■ EXERCISE ■
Copy out each line of the material below that holds the string "日本以外の地域".
★ ★ ★ ★
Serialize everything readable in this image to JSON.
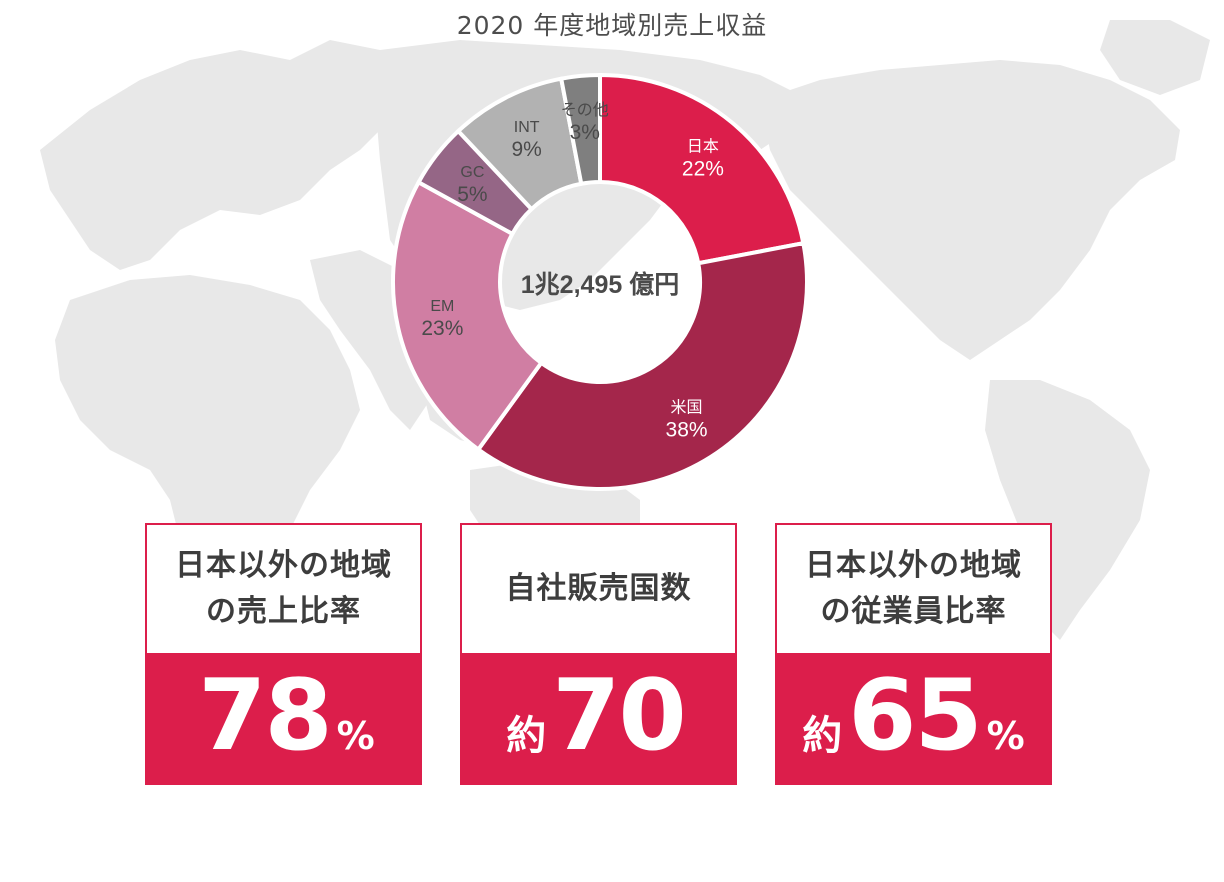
{
  "chart_data": {
    "type": "pie",
    "title": "2020 年度地域別売上収益",
    "center_label": "1兆2,495 億円",
    "slices": [
      {
        "label": "日本",
        "value": 22,
        "value_label": "22%",
        "color": "#dc1e4b"
      },
      {
        "label": "米国",
        "value": 38,
        "value_label": "38%",
        "color": "#a4264b"
      },
      {
        "label": "EM",
        "value": 23,
        "value_label": "23%",
        "color": "#d07ea3"
      },
      {
        "label": "GC",
        "value": 5,
        "value_label": "5%",
        "color": "#956686"
      },
      {
        "label": "INT",
        "value": 9,
        "value_label": "9%",
        "color": "#b2b2b2"
      },
      {
        "label": "その他",
        "value": 3,
        "value_label": "3%",
        "color": "#7f7f7f"
      }
    ]
  },
  "stats": [
    {
      "label": "日本以外の地域\nの売上比率",
      "prefix": "",
      "number": "78",
      "unit": "%"
    },
    {
      "label": "自社販売国数",
      "prefix": "約",
      "number": "70",
      "unit": ""
    },
    {
      "label": "日本以外の地域\nの従業員比率",
      "prefix": "約",
      "number": "65",
      "unit": "%"
    }
  ],
  "colors": {
    "accent": "#dc1e4b",
    "map": "#e6e6e6"
  }
}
★ ★ ★ ★
■ WRITTEN REPLY ■
      "label": "日本以外の地域\nの売上比率",
      "label": "日本以外の地域\nの従業員比率",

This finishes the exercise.